### The task:
Collect every line that includes the string "JSON".

***** Given data

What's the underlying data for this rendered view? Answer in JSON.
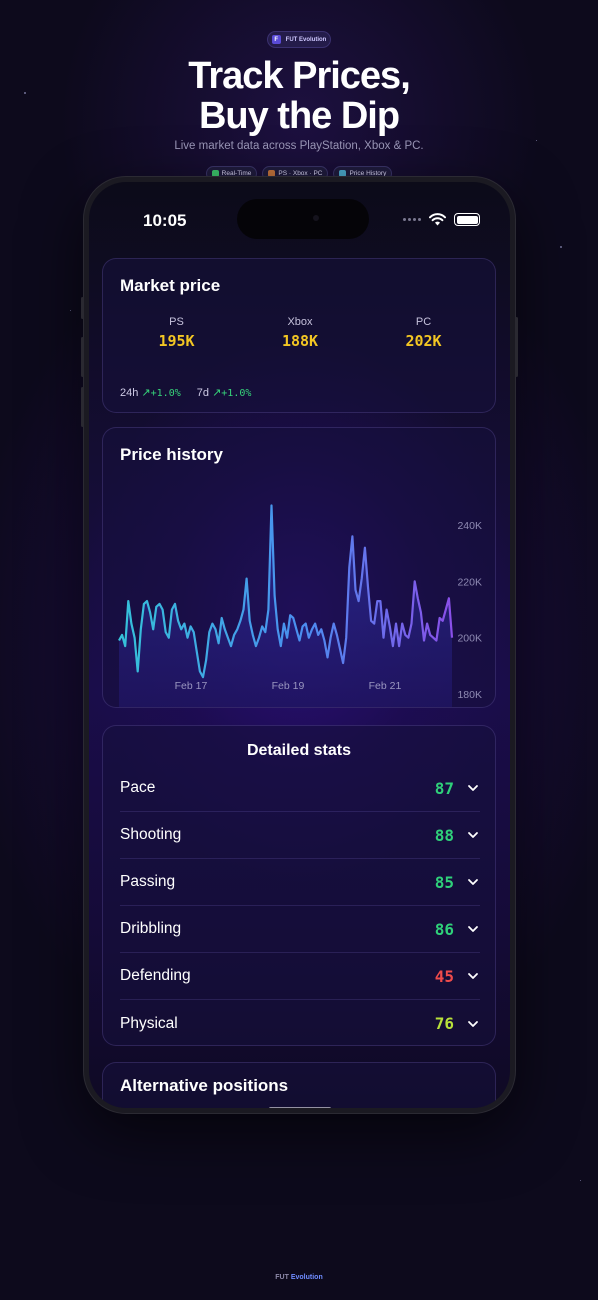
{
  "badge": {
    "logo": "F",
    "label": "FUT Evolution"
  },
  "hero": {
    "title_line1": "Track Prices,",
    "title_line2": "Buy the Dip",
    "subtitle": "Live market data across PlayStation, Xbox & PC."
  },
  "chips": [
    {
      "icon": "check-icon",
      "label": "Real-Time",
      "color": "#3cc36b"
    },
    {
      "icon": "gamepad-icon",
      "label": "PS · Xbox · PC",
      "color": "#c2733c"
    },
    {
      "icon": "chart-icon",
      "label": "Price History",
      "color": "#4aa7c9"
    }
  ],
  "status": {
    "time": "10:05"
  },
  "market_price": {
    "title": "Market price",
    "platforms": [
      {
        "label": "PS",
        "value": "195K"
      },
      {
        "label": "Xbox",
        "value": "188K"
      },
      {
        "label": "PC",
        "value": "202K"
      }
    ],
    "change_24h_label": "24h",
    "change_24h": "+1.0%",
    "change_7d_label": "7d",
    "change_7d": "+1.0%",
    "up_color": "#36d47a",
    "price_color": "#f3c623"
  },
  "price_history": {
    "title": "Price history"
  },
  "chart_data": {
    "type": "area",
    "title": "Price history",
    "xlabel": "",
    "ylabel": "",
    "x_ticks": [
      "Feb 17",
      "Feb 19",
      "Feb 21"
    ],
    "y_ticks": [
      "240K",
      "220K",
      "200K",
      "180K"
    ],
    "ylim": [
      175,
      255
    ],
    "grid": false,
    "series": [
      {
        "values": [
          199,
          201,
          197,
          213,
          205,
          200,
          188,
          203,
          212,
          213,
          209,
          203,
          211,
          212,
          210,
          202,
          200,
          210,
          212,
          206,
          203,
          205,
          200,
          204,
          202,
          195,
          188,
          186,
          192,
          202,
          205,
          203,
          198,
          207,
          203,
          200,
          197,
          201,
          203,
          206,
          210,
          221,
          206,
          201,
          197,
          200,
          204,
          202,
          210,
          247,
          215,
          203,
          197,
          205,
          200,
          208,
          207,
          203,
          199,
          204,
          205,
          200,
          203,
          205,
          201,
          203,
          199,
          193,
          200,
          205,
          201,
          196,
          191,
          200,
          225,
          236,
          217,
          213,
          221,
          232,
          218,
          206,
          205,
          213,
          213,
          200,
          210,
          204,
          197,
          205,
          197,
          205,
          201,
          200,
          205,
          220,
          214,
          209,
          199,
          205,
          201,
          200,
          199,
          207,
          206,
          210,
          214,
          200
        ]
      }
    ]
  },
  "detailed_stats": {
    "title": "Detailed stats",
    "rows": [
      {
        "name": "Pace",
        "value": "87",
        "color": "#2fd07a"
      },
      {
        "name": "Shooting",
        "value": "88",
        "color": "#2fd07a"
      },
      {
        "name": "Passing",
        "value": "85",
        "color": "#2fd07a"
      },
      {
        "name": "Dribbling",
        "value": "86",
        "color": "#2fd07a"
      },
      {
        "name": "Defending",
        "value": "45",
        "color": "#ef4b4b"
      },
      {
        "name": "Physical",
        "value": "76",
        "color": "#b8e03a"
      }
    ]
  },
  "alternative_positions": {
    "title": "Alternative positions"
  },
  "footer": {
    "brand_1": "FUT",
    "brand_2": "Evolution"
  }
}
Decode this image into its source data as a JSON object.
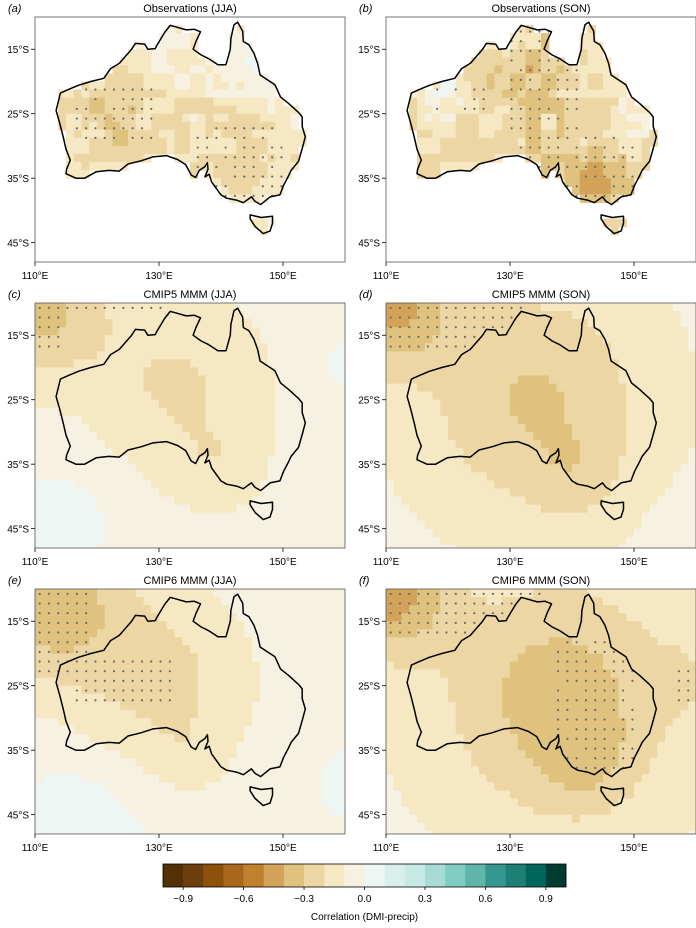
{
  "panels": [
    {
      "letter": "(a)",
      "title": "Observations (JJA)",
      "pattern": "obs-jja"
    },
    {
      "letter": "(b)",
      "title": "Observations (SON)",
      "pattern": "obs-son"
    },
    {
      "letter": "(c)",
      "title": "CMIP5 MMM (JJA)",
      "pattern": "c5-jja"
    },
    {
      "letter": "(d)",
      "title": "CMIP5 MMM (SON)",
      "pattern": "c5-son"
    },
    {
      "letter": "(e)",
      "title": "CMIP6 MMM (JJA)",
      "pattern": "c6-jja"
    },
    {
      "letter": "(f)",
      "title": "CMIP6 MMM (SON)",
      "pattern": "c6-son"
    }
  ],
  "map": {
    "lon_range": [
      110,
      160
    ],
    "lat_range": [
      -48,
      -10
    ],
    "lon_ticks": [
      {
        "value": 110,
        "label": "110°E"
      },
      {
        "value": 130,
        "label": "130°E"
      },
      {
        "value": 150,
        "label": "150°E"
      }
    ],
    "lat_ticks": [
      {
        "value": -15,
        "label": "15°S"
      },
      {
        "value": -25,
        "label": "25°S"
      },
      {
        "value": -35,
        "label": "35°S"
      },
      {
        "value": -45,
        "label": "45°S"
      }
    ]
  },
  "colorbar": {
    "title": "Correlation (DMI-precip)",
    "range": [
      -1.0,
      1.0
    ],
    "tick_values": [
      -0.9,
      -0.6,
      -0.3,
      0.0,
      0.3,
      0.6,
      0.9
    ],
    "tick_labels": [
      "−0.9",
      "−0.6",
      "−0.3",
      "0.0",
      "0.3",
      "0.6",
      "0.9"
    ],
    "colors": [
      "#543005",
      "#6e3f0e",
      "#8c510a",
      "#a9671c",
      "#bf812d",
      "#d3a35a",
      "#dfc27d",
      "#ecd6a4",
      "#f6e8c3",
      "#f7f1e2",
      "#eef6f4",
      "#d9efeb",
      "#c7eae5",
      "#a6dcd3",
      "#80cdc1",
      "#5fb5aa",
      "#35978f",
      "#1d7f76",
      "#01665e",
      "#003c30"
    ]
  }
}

**********

### Solution:
What's the underlying data for this rendered view? Answer in JSON.
Decode this image into its source data as a JSON object.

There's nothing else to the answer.